◆ Written task ◆
Restate the records in their entirety, word for word.

◆ Provided records ◆
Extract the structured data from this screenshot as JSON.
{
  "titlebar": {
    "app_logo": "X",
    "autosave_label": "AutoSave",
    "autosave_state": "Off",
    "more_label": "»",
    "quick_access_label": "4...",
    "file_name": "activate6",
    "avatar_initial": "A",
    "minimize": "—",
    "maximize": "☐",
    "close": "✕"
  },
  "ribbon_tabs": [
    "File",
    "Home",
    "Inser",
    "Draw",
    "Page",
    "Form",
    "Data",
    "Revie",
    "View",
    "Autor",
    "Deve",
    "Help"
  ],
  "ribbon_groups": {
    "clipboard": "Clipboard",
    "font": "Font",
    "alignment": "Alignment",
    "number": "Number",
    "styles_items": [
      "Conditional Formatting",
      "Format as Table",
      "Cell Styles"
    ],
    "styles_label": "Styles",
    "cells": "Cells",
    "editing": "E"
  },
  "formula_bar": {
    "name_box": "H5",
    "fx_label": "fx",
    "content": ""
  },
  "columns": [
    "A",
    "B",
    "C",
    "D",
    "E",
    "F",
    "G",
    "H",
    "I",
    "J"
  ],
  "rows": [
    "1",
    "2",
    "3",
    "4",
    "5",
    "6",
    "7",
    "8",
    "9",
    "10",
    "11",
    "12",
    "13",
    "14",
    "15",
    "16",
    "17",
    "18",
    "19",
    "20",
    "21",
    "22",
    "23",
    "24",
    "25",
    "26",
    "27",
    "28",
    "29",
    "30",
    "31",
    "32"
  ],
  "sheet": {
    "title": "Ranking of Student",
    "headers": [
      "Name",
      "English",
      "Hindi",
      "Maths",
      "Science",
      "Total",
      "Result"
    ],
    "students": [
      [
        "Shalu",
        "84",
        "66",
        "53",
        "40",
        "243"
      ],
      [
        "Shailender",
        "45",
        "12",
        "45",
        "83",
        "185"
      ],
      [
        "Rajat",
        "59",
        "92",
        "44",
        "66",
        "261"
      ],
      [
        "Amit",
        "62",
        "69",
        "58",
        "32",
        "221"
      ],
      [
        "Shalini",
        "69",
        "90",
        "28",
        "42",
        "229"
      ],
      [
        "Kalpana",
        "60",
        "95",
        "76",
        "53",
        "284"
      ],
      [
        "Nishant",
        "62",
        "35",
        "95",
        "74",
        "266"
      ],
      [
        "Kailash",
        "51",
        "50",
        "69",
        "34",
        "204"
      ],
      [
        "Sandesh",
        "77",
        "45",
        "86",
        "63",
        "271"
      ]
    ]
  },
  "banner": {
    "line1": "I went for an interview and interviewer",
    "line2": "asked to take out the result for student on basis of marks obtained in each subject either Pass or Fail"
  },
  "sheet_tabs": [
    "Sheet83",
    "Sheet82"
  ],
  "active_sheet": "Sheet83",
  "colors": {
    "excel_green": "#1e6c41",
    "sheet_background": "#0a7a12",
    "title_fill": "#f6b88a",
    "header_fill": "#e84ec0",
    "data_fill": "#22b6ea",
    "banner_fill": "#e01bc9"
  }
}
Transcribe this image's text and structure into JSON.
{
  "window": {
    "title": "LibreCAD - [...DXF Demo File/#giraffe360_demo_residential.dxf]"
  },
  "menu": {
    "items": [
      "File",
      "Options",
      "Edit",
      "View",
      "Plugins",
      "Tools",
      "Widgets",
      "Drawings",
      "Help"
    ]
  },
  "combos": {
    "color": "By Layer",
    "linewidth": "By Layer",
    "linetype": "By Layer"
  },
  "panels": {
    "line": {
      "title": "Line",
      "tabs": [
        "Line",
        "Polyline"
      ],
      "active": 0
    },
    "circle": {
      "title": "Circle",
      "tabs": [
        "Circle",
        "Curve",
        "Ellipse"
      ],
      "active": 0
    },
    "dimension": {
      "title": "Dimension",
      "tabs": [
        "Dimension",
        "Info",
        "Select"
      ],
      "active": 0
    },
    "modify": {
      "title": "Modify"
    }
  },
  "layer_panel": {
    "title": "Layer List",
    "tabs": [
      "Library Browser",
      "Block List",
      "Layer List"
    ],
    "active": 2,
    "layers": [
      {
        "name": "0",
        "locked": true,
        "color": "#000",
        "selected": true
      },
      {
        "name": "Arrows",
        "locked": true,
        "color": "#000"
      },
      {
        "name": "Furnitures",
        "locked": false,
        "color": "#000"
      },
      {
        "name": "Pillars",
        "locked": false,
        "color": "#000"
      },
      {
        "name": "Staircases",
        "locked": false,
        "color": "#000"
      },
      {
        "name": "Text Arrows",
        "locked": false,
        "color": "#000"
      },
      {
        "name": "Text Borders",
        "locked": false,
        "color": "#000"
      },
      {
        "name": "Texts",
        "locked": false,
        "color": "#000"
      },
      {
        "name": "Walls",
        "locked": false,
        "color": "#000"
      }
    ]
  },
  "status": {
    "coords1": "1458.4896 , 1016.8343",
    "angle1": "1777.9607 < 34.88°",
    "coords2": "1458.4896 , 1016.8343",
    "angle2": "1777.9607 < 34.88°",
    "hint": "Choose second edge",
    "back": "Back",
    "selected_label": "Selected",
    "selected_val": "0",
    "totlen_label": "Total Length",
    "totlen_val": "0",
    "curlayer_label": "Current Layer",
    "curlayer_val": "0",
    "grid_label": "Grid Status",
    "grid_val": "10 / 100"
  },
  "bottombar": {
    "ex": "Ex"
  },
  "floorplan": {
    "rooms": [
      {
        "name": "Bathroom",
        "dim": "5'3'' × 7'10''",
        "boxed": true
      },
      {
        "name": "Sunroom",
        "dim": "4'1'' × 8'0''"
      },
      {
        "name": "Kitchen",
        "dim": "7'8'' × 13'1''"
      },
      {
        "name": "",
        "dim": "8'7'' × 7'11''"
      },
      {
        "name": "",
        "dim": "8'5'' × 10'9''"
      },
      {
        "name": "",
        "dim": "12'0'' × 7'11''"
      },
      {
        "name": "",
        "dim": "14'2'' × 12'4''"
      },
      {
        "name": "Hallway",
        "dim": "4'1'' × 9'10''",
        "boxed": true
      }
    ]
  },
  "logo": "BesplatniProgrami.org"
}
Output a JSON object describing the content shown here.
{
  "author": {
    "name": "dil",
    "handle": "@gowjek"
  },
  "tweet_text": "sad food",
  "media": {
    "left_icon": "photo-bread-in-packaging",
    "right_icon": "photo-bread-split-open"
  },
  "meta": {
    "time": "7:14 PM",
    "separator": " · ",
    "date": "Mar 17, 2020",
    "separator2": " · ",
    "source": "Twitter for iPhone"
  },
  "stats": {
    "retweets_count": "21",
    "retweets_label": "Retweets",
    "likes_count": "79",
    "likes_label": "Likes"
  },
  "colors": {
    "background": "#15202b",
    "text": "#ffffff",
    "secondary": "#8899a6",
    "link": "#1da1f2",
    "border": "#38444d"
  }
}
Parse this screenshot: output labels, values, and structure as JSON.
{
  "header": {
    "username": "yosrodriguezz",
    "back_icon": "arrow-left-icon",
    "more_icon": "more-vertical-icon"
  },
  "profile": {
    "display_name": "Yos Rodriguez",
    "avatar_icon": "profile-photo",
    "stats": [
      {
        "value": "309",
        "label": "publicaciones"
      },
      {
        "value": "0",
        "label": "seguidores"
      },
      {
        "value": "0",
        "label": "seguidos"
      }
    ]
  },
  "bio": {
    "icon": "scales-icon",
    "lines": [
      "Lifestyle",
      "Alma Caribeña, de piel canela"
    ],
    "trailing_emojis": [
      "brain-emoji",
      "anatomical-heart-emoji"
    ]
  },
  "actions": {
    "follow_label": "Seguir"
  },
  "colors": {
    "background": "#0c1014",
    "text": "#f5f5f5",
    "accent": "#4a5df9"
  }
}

◆ Solution ◆
Extract the structured data from this screenshot as JSON.
{
  "titlebar": {
    "app_logo": "X",
    "autosave_label": "AutoSave",
    "autosave_state": "Off",
    "more_label": "»",
    "quick_access_label": "4...",
    "file_name": "activate6",
    "avatar_initial": "A",
    "minimize": "—",
    "maximize": "☐",
    "close": "✕"
  },
  "ribbon_tabs": [
    "File",
    "Home",
    "Inser",
    "Draw",
    "Page",
    "Form",
    "Data",
    "Revie",
    "View",
    "Autor",
    "Deve",
    "Help"
  ],
  "ribbon_groups": {
    "clipboard": "Clipboard",
    "font": "Font",
    "alignment": "Alignment",
    "number": "Number",
    "styles_items": [
      "Conditional Formatting",
      "Format as Table",
      "Cell Styles"
    ],
    "styles_label": "Styles",
    "cells": "Cells",
    "editing": "E"
  },
  "formula_bar": {
    "name_box": "H5",
    "fx_label": "fx",
    "content": ""
  },
  "columns": [
    "A",
    "B",
    "C",
    "D",
    "E",
    "F",
    "G",
    "H",
    "I",
    "J"
  ],
  "rows": [
    "1",
    "2",
    "3",
    "4",
    "5",
    "6",
    "7",
    "8",
    "9",
    "10",
    "11",
    "12",
    "13",
    "14",
    "15",
    "16",
    "17",
    "18",
    "19",
    "20",
    "21",
    "22",
    "23",
    "24",
    "25",
    "26",
    "27",
    "28",
    "29",
    "30",
    "31",
    "32"
  ],
  "sheet": {
    "title": "Ranking of Student",
    "headers": [
      "Name",
      "English",
      "Hindi",
      "Maths",
      "Science",
      "Total",
      "Result"
    ],
    "students": [
      [
        "Shalu",
        "84",
        "66",
        "53",
        "40",
        "243"
      ],
      [
        "Shailender",
        "45",
        "12",
        "45",
        "83",
        "185"
      ],
      [
        "Rajat",
        "59",
        "92",
        "44",
        "66",
        "261"
      ],
      [
        "Amit",
        "62",
        "69",
        "58",
        "32",
        "221"
      ],
      [
        "Shalini",
        "69",
        "90",
        "28",
        "42",
        "229"
      ],
      [
        "Kalpana",
        "60",
        "95",
        "76",
        "53",
        "284"
      ],
      [
        "Nishant",
        "62",
        "35",
        "95",
        "74",
        "266"
      ],
      [
        "Kailash",
        "51",
        "50",
        "69",
        "34",
        "204"
      ],
      [
        "Sandesh",
        "77",
        "45",
        "86",
        "63",
        "271"
      ]
    ]
  },
  "banner": {
    "line1": "I went for an interview and interviewer",
    "line2": "asked to take out the result for student on basis of marks obtained in each subject either Pass or Fail"
  },
  "sheet_tabs": [
    "Sheet83",
    "Sheet82"
  ],
  "active_sheet": "Sheet83",
  "colors": {
    "excel_green": "#1e6c41",
    "sheet_background": "#0a7a12",
    "title_fill": "#f6b88a",
    "header_fill": "#e84ec0",
    "data_fill": "#22b6ea",
    "banner_fill": "#e01bc9"
  }
}
Transcribe this image's text and structure into JSON.
{
  "window": {
    "title": "LibreCAD - [...DXF Demo File/#giraffe360_demo_residential.dxf]"
  },
  "menu": {
    "items": [
      "File",
      "Options",
      "Edit",
      "View",
      "Plugins",
      "Tools",
      "Widgets",
      "Drawings",
      "Help"
    ]
  },
  "combos": {
    "color": "By Layer",
    "linewidth": "By Layer",
    "linetype": "By Layer"
  },
  "panels": {
    "line": {
      "title": "Line",
      "tabs": [
        "Line",
        "Polyline"
      ],
      "active": 0
    },
    "circle": {
      "title": "Circle",
      "tabs": [
        "Circle",
        "Curve",
        "Ellipse"
      ],
      "active": 0
    },
    "dimension": {
      "title": "Dimension",
      "tabs": [
        "Dimension",
        "Info",
        "Select"
      ],
      "active": 0
    },
    "modify": {
      "title": "Modify"
    }
  },
  "layer_panel": {
    "title": "Layer List",
    "tabs": [
      "Library Browser",
      "Block List",
      "Layer List"
    ],
    "active": 2,
    "layers": [
      {
        "name": "0",
        "locked": true,
        "color": "#000",
        "selected": true
      },
      {
        "name": "Arrows",
        "locked": true,
        "color": "#000"
      },
      {
        "name": "Furnitures",
        "locked": false,
        "color": "#000"
      },
      {
        "name": "Pillars",
        "locked": false,
        "color": "#000"
      },
      {
        "name": "Staircases",
        "locked": false,
        "color": "#000"
      },
      {
        "name": "Text Arrows",
        "locked": false,
        "color": "#000"
      },
      {
        "name": "Text Borders",
        "locked": false,
        "color": "#000"
      },
      {
        "name": "Texts",
        "locked": false,
        "color": "#000"
      },
      {
        "name": "Walls",
        "locked": false,
        "color": "#000"
      }
    ]
  },
  "status": {
    "coords1": "1458.4896 , 1016.8343",
    "angle1": "1777.9607 < 34.88°",
    "coords2": "1458.4896 , 1016.8343",
    "angle2": "1777.9607 < 34.88°",
    "hint": "Choose second edge",
    "back": "Back",
    "selected_label": "Selected",
    "selected_val": "0",
    "totlen_label": "Total Length",
    "totlen_val": "0",
    "curlayer_label": "Current Layer",
    "curlayer_val": "0",
    "grid_label": "Grid Status",
    "grid_val": "10 / 100"
  },
  "bottombar": {
    "ex": "Ex"
  },
  "floorplan": {
    "rooms": [
      {
        "name": "Bathroom",
        "dim": "5'3'' × 7'10''",
        "boxed": true
      },
      {
        "name": "Sunroom",
        "dim": "4'1'' × 8'0''"
      },
      {
        "name": "Kitchen",
        "dim": "7'8'' × 13'1''"
      },
      {
        "name": "",
        "dim": "8'7'' × 7'11''"
      },
      {
        "name": "",
        "dim": "8'5'' × 10'9''"
      },
      {
        "name": "",
        "dim": "12'0'' × 7'11''"
      },
      {
        "name": "",
        "dim": "14'2'' × 12'4''"
      },
      {
        "name": "Hallway",
        "dim": "4'1'' × 9'10''",
        "boxed": true
      }
    ]
  },
  "logo": "BesplatniProgrami.org"
}
Output a JSON object describing the content shown here.
{
  "author": {
    "name": "dil",
    "handle": "@gowjek"
  },
  "tweet_text": "sad food",
  "media": {
    "left_icon": "photo-bread-in-packaging",
    "right_icon": "photo-bread-split-open"
  },
  "meta": {
    "time": "7:14 PM",
    "separator": " · ",
    "date": "Mar 17, 2020",
    "separator2": " · ",
    "source": "Twitter for iPhone"
  },
  "stats": {
    "retweets_count": "21",
    "retweets_label": "Retweets",
    "likes_count": "79",
    "likes_label": "Likes"
  },
  "colors": {
    "background": "#15202b",
    "text": "#ffffff",
    "secondary": "#8899a6",
    "link": "#1da1f2",
    "border": "#38444d"
  }
}
Parse this screenshot: output labels, values, and structure as JSON.
{
  "header": {
    "username": "yosrodriguezz",
    "back_icon": "arrow-left-icon",
    "more_icon": "more-vertical-icon"
  },
  "profile": {
    "display_name": "Yos Rodriguez",
    "avatar_icon": "profile-photo",
    "stats": [
      {
        "value": "309",
        "label": "publicaciones"
      },
      {
        "value": "0",
        "label": "seguidores"
      },
      {
        "value": "0",
        "label": "seguidos"
      }
    ]
  },
  "bio": {
    "icon": "scales-icon",
    "lines": [
      "Lifestyle",
      "Alma Caribeña, de piel canela"
    ],
    "trailing_emojis": [
      "brain-emoji",
      "anatomical-heart-emoji"
    ]
  },
  "actions": {
    "follow_label": "Seguir"
  },
  "colors": {
    "background": "#0c1014",
    "text": "#f5f5f5",
    "accent": "#4a5df9"
  }
}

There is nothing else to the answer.